### Exercise requirements
Repeat, exactly and in full, the lines of the listing below, but without any pictures.

### Material for this task
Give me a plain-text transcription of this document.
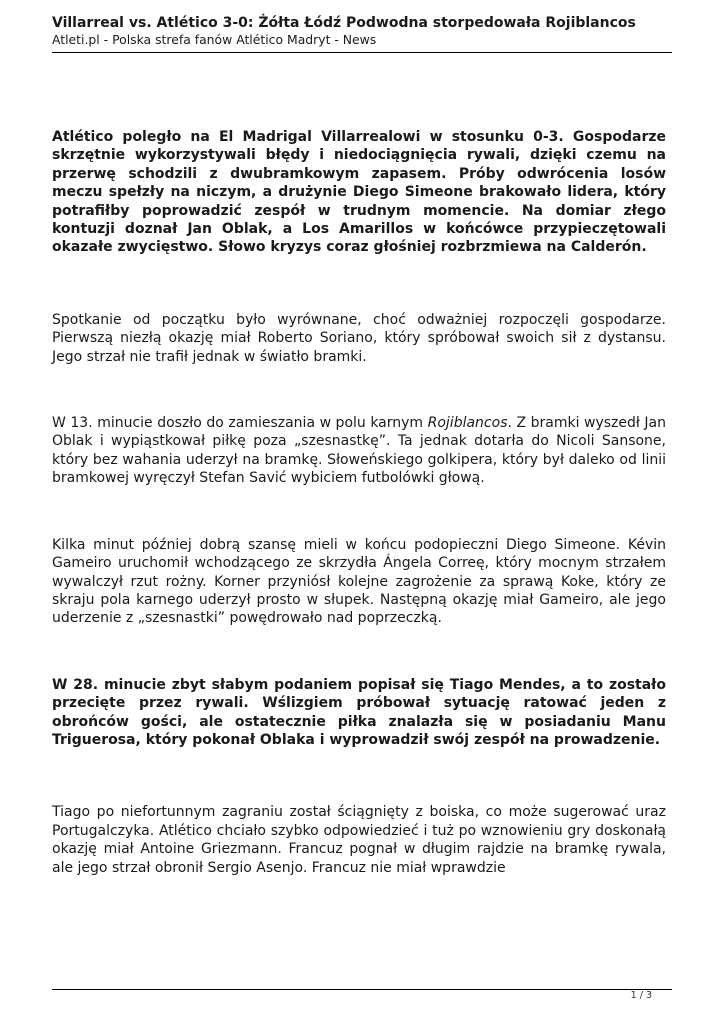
Villarreal vs. Atlético 3-0: Żółta Łódź Podwodna storpedowała Rojiblancos
Atleti.pl - Polska strefa fanów Atlético Madryt - News

Atlético poległo na El Madrigal Villarrealowi w stosunku 0-3. Gospodarze skrzętnie wykorzystywali błędy i niedociągnięcia rywali, dzięki czemu na przerwę schodzili z dwubramkowym zapasem. Próby odwrócenia losów meczu spełzły na niczym, a drużynie Diego Simeone brakowało lidera, który potrafiłby poprowadzić zespół w trudnym momencie. Na domiar złego kontuzji doznał Jan Oblak, a Los Amarillos w końcówce przypieczętowali okazałe zwycięstwo. Słowo kryzys coraz głośniej rozbrzmiewa na Calderón.

Spotkanie od początku było wyrównane, choć odważniej rozpoczęli gospodarze. Pierwszą niezłą okazję miał Roberto Soriano, który spróbował swoich sił z dystansu. Jego strzał nie trafił jednak w światło bramki.

W 13. minucie doszło do zamieszania w polu karnym Rojiblancos. Z bramki wyszedł Jan Oblak i wypiąstkował piłkę poza „szesnastkę”. Ta jednak dotarła do Nicoli Sansone, który bez wahania uderzył na bramkę. Słoweńskiego golkipera, który był daleko od linii bramkowej wyręczył Stefan Savić wybiciem futbolówki głową.

Kilka minut później dobrą szansę mieli w końcu podopieczni Diego Simeone. Kévin Gameiro uruchomił wchodzącego ze skrzydła Ángela Correę, który mocnym strzałem wywalczył rzut rożny. Korner przyniósł kolejne zagrożenie za sprawą Koke, który ze skraju pola karnego uderzył prosto w słupek. Następną okazję miał Gameiro, ale jego uderzenie z „szesnastki” powędrowało nad poprzeczką.

W 28. minucie zbyt słabym podaniem popisał się Tiago Mendes, a to zostało przecięte przez rywali. Wślizgiem próbował sytuację ratować jeden z obrońców gości, ale ostatecznie piłka znalazła się w posiadaniu Manu Triguerosa, który pokonał Oblaka i wyprowadził swój zespół na prowadzenie.

Tiago po niefortunnym zagraniu został ściągnięty z boiska, co może sugerować uraz Portugalczyka. Atlético chciało szybko odpowiedzieć i tuż po wznowieniu gry doskonałą okazję miał Antoine Griezmann. Francuz pognał w długim rajdzie na bramkę rywala, ale jego strzał obronił Sergio Asenjo. Francuz nie miał wprawdzie

1 / 3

### Result of this task
Give me a plain-text transcription of this document.
Villarreal vs. Atlético 3-0: Żółta Łódź Podwodna storpedowała Rojiblancos
Atleti.pl - Polska strefa fanów Atlético Madryt - News

Atlético poległo na El Madrigal Villarrealowi w stosunku 0-3. Gospodarze skrzętnie wykorzystywali błędy i niedociągnięcia rywali, dzięki czemu na przerwę schodzili z dwubramkowym zapasem. Próby odwrócenia losów meczu spełzły na niczym, a drużynie Diego Simeone brakowało lidera, który potrafiłby poprowadzić zespół w trudnym momencie. Na domiar złego kontuzji doznał Jan Oblak, a Los Amarillos w końcówce przypieczętowali okazałe zwycięstwo. Słowo kryzys coraz głośniej rozbrzmiewa na Calderón.

Spotkanie od początku było wyrównane, choć odważniej rozpoczęli gospodarze. Pierwszą niezłą okazję miał Roberto Soriano, który spróbował swoich sił z dystansu. Jego strzał nie trafił jednak w światło bramki.

W 13. minucie doszło do zamieszania w polu karnym Rojiblancos. Z bramki wyszedł Jan Oblak i wypiąstkował piłkę poza „szesnastkę”. Ta jednak dotarła do Nicoli Sansone, który bez wahania uderzył na bramkę. Słoweńskiego golkipera, który był daleko od linii bramkowej wyręczył Stefan Savić wybiciem futbolówki głową.

Kilka minut później dobrą szansę mieli w końcu podopieczni Diego Simeone. Kévin Gameiro uruchomił wchodzącego ze skrzydła Ángela Correę, który mocnym strzałem wywalczył rzut rożny. Korner przyniósł kolejne zagrożenie za sprawą Koke, który ze skraju pola karnego uderzył prosto w słupek. Następną okazję miał Gameiro, ale jego uderzenie z „szesnastki” powędrowało nad poprzeczką.

W 28. minucie zbyt słabym podaniem popisał się Tiago Mendes, a to zostało przecięte przez rywali. Wślizgiem próbował sytuację ratować jeden z obrońców gości, ale ostatecznie piłka znalazła się w posiadaniu Manu Triguerosa, który pokonał Oblaka i wyprowadził swój zespół na prowadzenie.

Tiago po niefortunnym zagraniu został ściągnięty z boiska, co może sugerować uraz Portugalczyka. Atlético chciało szybko odpowiedzieć i tuż po wznowieniu gry doskonałą okazję miał Antoine Griezmann. Francuz pognał w długim rajdzie na bramkę rywala, ale jego strzał obronił Sergio Asenjo. Francuz nie miał wprawdzie

1 / 3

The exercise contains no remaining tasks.